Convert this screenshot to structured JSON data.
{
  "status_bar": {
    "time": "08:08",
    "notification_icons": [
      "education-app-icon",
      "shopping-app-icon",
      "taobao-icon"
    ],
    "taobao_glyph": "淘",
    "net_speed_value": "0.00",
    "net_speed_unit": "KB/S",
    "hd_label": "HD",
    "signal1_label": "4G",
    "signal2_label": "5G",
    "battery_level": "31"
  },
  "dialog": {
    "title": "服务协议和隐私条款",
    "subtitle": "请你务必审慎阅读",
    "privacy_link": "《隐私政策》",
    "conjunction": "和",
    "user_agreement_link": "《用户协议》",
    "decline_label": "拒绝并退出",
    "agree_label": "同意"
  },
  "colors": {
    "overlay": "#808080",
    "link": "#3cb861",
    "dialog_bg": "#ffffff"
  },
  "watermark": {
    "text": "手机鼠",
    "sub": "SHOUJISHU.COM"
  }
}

* _Set problem_: All of the records must be retyped exactly as they are.

* _Problem solution_:
Convert this screenshot to structured JSON data.
{
  "status_bar": {
    "time": "08:08",
    "notification_icons": [
      "education-app-icon",
      "shopping-app-icon",
      "taobao-icon"
    ],
    "taobao_glyph": "淘",
    "net_speed_value": "0.00",
    "net_speed_unit": "KB/S",
    "hd_label": "HD",
    "signal1_label": "4G",
    "signal2_label": "5G",
    "battery_level": "31"
  },
  "dialog": {
    "title": "服务协议和隐私条款",
    "subtitle": "请你务必审慎阅读",
    "privacy_link": "《隐私政策》",
    "conjunction": "和",
    "user_agreement_link": "《用户协议》",
    "decline_label": "拒绝并退出",
    "agree_label": "同意"
  },
  "colors": {
    "overlay": "#808080",
    "link": "#3cb861",
    "dialog_bg": "#ffffff"
  },
  "watermark": {
    "text": "手机鼠",
    "sub": "SHOUJISHU.COM"
  }
}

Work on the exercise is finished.